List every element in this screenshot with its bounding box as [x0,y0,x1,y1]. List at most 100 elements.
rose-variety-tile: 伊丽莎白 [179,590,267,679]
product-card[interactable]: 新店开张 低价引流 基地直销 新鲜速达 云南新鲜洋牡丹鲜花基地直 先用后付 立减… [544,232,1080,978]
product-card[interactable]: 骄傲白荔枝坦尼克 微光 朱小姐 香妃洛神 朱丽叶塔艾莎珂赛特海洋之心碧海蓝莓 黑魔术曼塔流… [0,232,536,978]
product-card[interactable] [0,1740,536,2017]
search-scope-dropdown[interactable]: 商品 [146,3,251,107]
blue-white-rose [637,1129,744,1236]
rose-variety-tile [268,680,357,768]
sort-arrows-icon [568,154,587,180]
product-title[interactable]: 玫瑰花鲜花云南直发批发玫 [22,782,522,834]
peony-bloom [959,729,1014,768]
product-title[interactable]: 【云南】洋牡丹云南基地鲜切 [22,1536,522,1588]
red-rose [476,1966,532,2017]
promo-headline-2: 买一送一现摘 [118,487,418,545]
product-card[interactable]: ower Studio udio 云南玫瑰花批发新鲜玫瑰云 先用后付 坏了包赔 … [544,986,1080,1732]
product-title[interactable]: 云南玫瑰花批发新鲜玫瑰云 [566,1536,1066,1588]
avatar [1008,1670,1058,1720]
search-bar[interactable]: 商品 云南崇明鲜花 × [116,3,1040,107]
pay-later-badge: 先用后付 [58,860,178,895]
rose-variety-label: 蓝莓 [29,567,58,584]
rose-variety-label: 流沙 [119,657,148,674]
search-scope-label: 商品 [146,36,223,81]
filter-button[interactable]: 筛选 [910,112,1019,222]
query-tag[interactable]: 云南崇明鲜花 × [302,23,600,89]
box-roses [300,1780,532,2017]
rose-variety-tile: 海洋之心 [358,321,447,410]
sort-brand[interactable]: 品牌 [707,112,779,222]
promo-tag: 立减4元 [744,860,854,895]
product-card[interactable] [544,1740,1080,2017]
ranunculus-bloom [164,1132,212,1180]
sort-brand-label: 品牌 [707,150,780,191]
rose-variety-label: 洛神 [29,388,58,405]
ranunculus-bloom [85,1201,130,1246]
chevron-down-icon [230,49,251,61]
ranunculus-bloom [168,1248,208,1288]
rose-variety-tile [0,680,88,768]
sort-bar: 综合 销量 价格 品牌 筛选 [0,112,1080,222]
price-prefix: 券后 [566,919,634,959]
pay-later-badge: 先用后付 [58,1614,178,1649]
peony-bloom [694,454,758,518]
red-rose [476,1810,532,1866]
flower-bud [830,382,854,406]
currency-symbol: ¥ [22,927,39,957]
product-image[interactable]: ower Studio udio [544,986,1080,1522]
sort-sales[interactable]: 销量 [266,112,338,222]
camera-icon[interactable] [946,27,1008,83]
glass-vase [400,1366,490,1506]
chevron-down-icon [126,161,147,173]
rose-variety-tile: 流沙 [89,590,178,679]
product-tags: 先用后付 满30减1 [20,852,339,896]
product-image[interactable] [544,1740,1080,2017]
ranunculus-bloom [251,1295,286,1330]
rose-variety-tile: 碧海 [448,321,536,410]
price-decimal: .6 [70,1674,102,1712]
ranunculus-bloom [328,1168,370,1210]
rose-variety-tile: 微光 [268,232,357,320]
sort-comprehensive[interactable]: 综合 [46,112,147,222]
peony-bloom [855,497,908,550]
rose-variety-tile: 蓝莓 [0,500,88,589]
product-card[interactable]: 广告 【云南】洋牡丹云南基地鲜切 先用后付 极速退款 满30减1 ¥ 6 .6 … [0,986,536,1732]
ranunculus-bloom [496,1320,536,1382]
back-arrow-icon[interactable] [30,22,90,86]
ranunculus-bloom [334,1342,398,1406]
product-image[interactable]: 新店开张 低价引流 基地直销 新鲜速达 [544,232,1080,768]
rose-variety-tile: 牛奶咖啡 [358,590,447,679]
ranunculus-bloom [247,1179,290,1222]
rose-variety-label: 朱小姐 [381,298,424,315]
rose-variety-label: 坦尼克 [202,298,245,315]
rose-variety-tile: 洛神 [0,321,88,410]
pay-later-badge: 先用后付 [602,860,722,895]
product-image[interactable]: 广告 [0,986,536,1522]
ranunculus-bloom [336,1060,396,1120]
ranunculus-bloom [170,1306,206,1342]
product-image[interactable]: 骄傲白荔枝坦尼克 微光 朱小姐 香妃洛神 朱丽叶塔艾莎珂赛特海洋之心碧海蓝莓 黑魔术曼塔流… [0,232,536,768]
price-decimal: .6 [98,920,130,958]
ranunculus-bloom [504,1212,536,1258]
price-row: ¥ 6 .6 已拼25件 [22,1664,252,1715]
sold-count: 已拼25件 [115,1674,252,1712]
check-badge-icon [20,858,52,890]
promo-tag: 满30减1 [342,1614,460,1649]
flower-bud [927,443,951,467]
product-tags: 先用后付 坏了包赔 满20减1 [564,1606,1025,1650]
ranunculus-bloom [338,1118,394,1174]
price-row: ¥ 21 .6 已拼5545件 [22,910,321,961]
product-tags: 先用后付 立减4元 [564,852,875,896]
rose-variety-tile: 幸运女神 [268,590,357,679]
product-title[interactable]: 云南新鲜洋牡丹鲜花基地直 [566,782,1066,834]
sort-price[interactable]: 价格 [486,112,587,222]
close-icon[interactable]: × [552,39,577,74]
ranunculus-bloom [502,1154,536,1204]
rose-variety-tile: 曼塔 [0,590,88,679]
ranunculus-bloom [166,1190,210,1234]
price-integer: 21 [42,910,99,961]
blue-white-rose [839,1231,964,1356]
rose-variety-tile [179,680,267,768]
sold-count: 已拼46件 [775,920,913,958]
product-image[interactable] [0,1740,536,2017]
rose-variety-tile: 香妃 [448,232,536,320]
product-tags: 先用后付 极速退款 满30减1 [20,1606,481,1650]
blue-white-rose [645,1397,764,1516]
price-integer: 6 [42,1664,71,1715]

————

Arrange every line of the data above into a Markdown table with two columns, Row and Line. Number the rows in order and omit any blank lines.

▸ Response
| Row | Line |
|---|---|
| 1 | List every element in this screenshot with its bounding box as [x0,y0,x1,y1]. List at most 100 elements. |
| 2 | rose-variety-tile: 伊丽莎白 [179,590,267,679] |
| 3 | product-card[interactable]: 新店开张 低价引流 基地直销 新鲜速达 云南新鲜洋牡丹鲜花基地直 先用后付 立减… [544,232,1080,978] |
| 4 | product-card[interactable]: 骄傲白荔枝坦尼克 微光 朱小姐 香妃洛神 朱丽叶塔艾莎珂赛特海洋之心碧海蓝莓 黑魔术曼塔流… [0,232,536,978] |
| 5 | product-card[interactable] [0,1740,536,2017] |
| 6 | search-scope-dropdown[interactable]: 商品 [146,3,251,107] |
| 7 | blue-white-rose [637,1129,744,1236] |
| 8 | rose-variety-tile [268,680,357,768] |
| 9 | sort-arrows-icon [568,154,587,180] |
| 10 | product-title[interactable]: 玫瑰花鲜花云南直发批发玫 [22,782,522,834] |
| 11 | peony-bloom [959,729,1014,768] |
| 12 | product-title[interactable]: 【云南】洋牡丹云南基地鲜切 [22,1536,522,1588] |
| 13 | red-rose [476,1966,532,2017] |
| 14 | promo-headline-2: 买一送一现摘 [118,487,418,545] |
| 15 | product-card[interactable]: ower Studio udio 云南玫瑰花批发新鲜玫瑰云 先用后付 坏了包赔 … [544,986,1080,1732] |
| 16 | product-title[interactable]: 云南玫瑰花批发新鲜玫瑰云 [566,1536,1066,1588] |
| 17 | avatar [1008,1670,1058,1720] |
| 18 | search-bar[interactable]: 商品 云南崇明鲜花 × [116,3,1040,107] |
| 19 | pay-later-badge: 先用后付 [58,860,178,895] |
| 20 | rose-variety-label: 蓝莓 [29,567,58,584] |
| 21 | rose-variety-label: 流沙 [119,657,148,674] |
| 22 | search-scope-label: 商品 [146,36,223,81] |
| 23 | filter-button[interactable]: 筛选 [910,112,1019,222] |
| 24 | query-tag[interactable]: 云南崇明鲜花 × [302,23,600,89] |
| 25 | box-roses [300,1780,532,2017] |
| 26 | rose-variety-tile: 海洋之心 [358,321,447,410] |
| 27 | sort-brand[interactable]: 品牌 [707,112,779,222] |
| 28 | promo-tag: 立减4元 [744,860,854,895] |
| 29 | product-card[interactable] [544,1740,1080,2017] |
| 30 | ranunculus-bloom [164,1132,212,1180] |
| 31 | sort-brand-label: 品牌 [707,150,780,191] |
| 32 | rose-variety-label: 洛神 [29,388,58,405] |
| 33 | ranunculus-bloom [85,1201,130,1246] |
| 34 | chevron-down-icon [230,49,251,61] |
| 35 | ranunculus-bloom [168,1248,208,1288] |
| 36 | rose-variety-tile [0,680,88,768] |
| 37 | sort-bar: 综合 销量 价格 品牌 筛选 [0,112,1080,222] |
| 38 | price-prefix: 券后 [566,919,634,959] |
| 39 | pay-later-badge: 先用后付 [58,1614,178,1649] |
| 40 | peony-bloom [694,454,758,518] |
| 41 | red-rose [476,1810,532,1866] |
| 42 | flower-bud [830,382,854,406] |
| 43 | currency-symbol: ¥ [22,927,39,957] |
| 44 | product-image[interactable]: ower Studio udio [544,986,1080,1522] |
| 45 | sort-sales[interactable]: 销量 [266,112,338,222] |
| 46 | camera-icon[interactable] [946,27,1008,83] |
| 47 | glass-vase [400,1366,490,1506] |
| 48 | chevron-down-icon [126,161,147,173] |
| 49 | rose-variety-tile: 流沙 [89,590,178,679] |
| 50 | product-tags: 先用后付 满30减1 [20,852,339,896] |
| 51 | product-image[interactable] [544,1740,1080,2017] |
| 52 | ranunculus-bloom [251,1295,286,1330] |
| 53 | rose-variety-tile: 碧海 [448,321,536,410] |
| 54 | price-decimal: .6 [70,1674,102,1712] |
| 55 | ranunculus-bloom [328,1168,370,1210] |
| 56 | rose-variety-tile: 微光 [268,232,357,320] |
| 57 | sort-comprehensive[interactable]: 综合 [46,112,147,222] |
| 58 | peony-bloom [855,497,908,550] |
| 59 | rose-variety-tile: 蓝莓 [0,500,88,589] |
| 60 | product-card[interactable]: 广告 【云南】洋牡丹云南基地鲜切 先用后付 极速退款 满30减1 ¥ 6 .6 … [0,986,536,1732] |
| 61 | ranunculus-bloom [496,1320,536,1382] |
| 62 | back-arrow-icon[interactable] [30,22,90,86] |
| 63 | ranunculus-bloom [334,1342,398,1406] |
| 64 | product-image[interactable]: 新店开张 低价引流 基地直销 新鲜速达 [544,232,1080,768] |
| 65 | rose-variety-tile: 牛奶咖啡 [358,590,447,679] |
| 66 | ranunculus-bloom [247,1179,290,1222] |
| 67 | rose-variety-label: 朱小姐 [381,298,424,315] |
| 68 | rose-variety-label: 坦尼克 [202,298,245,315] |
| 69 | rose-variety-tile: 洛神 [0,321,88,410] |
| 70 | pay-later-badge: 先用后付 [602,860,722,895] |
| 71 | product-image[interactable]: 广告 [0,986,536,1522] |
| 72 | ranunculus-bloom [336,1060,396,1120] |
| 73 | ranunculus-bloom [170,1306,206,1342] |
| 74 | product-image[interactable]: 骄傲白荔枝坦尼克 微光 朱小姐 香妃洛神 朱丽叶塔艾莎珂赛特海洋之心碧海蓝莓 黑魔术曼塔流… [0,232,536,768] |
| 75 | price-decimal: .6 [98,920,130,958] |
| 76 | ranunculus-bloom [504,1212,536,1258] |
| 77 | price-row: ¥ 6 .6 已拼25件 [22,1664,252,1715] |
| 78 | sold-count: 已拼25件 [115,1674,252,1712] |
| 79 | check-badge-icon [20,858,52,890] |
| 80 | promo-tag: 满30减1 [342,1614,460,1649] |
| 81 | flower-bud [927,443,951,467] |
| 82 | product-tags: 先用后付 坏了包赔 满20减1 [564,1606,1025,1650] |
| 83 | ranunculus-bloom [338,1118,394,1174] |
| 84 | price-row: ¥ 21 .6 已拼5545件 [22,910,321,961] |
| 85 | product-tags: 先用后付 立减4元 [564,852,875,896] |
| 86 | rose-variety-tile: 幸运女神 [268,590,357,679] |
| 87 | product-title[interactable]: 云南新鲜洋牡丹鲜花基地直 [566,782,1066,834] |
| 88 | sort-price[interactable]: 价格 [486,112,587,222] |
| 89 | close-icon[interactable]: × [552,39,577,74] |
| 90 | ranunculus-bloom [502,1154,536,1204] |
| 91 | rose-variety-tile: 曼塔 [0,590,88,679] |
| 92 | ranunculus-bloom [166,1190,210,1234] |
| 93 | price-integer: 21 [42,910,99,961] |
| 94 | blue-white-rose [839,1231,964,1356] |
| 95 | rose-variety-tile [179,680,267,768] |
| 96 | sold-count: 已拼46件 [775,920,913,958] |
| 97 | product-image[interactable] [0,1740,536,2017] |
| 98 | rose-variety-tile: 香妃 [448,232,536,320] |
| 99 | product-tags: 先用后付 极速退款 满30减1 [20,1606,481,1650] |
| 100 | blue-white-rose [645,1397,764,1516] |
| 101 | price-integer: 6 [42,1664,71,1715] |